GOAL: Begin with the line that contains "Output a JSON" and transcribe each line after it, up to and including the last line of the listing below.

☆ ☆ ☆

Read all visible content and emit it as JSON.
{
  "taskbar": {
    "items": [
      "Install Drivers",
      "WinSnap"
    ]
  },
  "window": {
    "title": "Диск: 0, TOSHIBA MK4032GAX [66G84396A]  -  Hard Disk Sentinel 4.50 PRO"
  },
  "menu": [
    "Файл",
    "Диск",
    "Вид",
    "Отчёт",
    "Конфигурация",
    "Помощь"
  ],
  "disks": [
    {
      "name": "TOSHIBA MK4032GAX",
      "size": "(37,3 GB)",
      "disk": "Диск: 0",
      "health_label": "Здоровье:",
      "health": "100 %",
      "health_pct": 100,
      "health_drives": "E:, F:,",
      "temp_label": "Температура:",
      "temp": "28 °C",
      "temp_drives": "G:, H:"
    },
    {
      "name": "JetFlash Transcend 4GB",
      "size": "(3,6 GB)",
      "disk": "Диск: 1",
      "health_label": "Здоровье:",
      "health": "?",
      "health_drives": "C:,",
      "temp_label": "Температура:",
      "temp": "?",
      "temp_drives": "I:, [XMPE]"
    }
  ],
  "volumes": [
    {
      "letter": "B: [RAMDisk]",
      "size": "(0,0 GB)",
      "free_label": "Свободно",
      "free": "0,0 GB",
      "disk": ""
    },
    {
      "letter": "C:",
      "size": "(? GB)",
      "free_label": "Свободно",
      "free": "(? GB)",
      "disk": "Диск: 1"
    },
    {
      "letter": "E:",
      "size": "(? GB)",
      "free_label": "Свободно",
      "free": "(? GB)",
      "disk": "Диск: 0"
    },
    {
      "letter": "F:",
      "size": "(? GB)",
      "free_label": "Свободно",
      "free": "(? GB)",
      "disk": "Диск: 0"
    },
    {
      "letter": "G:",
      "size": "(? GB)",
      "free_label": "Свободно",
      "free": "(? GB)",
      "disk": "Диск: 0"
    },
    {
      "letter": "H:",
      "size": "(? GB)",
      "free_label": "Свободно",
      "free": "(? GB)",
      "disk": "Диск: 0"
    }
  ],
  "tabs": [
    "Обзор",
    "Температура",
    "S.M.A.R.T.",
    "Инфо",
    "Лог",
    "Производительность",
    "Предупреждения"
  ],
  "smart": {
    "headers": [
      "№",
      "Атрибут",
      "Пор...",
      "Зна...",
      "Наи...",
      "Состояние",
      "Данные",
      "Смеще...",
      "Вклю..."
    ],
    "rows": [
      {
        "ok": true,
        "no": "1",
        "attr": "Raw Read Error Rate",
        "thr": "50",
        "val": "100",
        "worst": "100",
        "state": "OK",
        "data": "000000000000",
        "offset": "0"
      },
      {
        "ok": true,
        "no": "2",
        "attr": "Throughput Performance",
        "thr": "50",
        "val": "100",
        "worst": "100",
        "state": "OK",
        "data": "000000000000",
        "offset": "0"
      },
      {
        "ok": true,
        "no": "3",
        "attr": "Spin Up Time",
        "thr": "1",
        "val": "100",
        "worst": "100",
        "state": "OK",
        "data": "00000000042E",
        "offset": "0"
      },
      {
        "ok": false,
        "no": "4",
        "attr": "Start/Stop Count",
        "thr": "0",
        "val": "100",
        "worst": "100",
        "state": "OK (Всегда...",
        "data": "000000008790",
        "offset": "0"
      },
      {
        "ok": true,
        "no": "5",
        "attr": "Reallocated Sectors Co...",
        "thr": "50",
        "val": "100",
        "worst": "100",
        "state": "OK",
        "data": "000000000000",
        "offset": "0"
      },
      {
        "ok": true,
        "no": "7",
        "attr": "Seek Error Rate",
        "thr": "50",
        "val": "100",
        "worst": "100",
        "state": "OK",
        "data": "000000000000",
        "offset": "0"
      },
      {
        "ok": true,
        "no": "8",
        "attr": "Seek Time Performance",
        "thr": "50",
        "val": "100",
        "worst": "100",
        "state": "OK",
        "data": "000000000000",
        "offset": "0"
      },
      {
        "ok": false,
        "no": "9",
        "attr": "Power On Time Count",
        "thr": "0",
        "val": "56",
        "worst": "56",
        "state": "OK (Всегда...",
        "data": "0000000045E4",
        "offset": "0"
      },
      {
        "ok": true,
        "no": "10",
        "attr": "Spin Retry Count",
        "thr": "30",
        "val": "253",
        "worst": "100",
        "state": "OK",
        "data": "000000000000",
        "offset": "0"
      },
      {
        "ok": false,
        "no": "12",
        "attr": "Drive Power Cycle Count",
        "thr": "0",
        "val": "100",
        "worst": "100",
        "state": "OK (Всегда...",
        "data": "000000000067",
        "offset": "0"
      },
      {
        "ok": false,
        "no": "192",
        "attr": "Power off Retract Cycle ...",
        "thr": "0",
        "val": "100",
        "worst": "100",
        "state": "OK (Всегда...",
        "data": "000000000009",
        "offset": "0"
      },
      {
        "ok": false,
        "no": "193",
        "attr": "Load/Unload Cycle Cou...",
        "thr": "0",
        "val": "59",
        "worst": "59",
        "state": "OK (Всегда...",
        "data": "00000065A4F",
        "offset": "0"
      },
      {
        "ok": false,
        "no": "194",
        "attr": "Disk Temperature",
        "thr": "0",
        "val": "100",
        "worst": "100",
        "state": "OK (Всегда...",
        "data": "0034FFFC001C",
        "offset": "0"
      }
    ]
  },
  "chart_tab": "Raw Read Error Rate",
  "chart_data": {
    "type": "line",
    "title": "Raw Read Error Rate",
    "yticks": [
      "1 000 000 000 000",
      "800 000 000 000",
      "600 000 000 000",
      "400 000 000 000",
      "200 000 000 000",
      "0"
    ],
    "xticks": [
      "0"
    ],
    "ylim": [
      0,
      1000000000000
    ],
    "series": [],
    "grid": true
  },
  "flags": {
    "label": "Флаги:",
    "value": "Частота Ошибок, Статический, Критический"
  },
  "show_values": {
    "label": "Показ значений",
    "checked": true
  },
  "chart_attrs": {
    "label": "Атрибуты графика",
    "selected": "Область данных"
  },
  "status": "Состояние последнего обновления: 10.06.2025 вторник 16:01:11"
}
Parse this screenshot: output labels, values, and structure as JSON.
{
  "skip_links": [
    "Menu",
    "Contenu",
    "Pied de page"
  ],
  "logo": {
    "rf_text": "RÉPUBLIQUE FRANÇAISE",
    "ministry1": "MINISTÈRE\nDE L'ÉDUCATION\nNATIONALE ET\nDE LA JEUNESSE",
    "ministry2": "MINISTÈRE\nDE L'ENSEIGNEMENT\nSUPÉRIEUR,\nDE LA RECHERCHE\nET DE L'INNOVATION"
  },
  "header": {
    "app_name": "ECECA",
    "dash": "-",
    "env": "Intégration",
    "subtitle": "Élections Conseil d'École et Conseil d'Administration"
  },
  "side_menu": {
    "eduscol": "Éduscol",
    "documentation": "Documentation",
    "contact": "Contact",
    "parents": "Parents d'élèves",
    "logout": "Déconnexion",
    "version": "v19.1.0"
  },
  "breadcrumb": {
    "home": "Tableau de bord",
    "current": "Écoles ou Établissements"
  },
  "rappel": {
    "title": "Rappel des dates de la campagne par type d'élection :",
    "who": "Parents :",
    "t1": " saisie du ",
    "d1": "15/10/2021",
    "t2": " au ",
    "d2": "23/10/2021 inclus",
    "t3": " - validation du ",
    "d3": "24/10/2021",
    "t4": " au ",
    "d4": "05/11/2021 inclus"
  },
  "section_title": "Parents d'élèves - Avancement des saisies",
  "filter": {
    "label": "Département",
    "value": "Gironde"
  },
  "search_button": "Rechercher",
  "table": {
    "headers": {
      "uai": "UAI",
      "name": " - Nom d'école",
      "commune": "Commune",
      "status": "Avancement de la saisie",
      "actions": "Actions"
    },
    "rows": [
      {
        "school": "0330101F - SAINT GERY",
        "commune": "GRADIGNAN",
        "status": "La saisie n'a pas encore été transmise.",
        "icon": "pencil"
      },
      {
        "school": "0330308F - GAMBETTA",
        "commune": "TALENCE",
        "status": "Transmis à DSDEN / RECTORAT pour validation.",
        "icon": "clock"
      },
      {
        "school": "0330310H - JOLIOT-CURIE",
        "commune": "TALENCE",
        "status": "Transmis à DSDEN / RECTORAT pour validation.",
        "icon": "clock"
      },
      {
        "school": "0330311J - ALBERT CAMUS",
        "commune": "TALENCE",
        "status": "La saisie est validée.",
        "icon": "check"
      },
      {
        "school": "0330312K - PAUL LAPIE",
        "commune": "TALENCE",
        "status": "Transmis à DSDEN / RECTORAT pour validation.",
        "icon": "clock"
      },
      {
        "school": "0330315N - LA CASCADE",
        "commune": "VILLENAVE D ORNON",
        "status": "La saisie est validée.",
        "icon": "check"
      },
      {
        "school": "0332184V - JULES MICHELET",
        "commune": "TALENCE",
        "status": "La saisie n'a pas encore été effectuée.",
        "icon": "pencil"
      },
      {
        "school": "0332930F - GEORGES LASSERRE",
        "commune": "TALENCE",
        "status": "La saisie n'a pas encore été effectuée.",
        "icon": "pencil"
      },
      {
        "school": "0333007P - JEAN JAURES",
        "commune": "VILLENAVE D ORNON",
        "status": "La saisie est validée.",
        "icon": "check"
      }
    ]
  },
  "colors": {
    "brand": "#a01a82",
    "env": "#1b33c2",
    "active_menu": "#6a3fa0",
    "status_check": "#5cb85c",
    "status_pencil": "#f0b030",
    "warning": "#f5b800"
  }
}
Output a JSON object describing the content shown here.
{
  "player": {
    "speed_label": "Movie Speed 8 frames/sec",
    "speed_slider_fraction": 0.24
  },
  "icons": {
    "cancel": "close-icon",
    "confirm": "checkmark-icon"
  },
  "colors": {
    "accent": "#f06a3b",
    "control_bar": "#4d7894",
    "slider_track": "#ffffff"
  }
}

☆ ☆ ☆

PROBLEM SOLUTION:
Output a JSON object describing the content shown here.
{
  "player": {
    "speed_label": "Movie Speed 8 frames/sec",
    "speed_slider_fraction": 0.24
  },
  "icons": {
    "cancel": "close-icon",
    "confirm": "checkmark-icon"
  },
  "colors": {
    "accent": "#f06a3b",
    "control_bar": "#4d7894",
    "slider_track": "#ffffff"
  }
}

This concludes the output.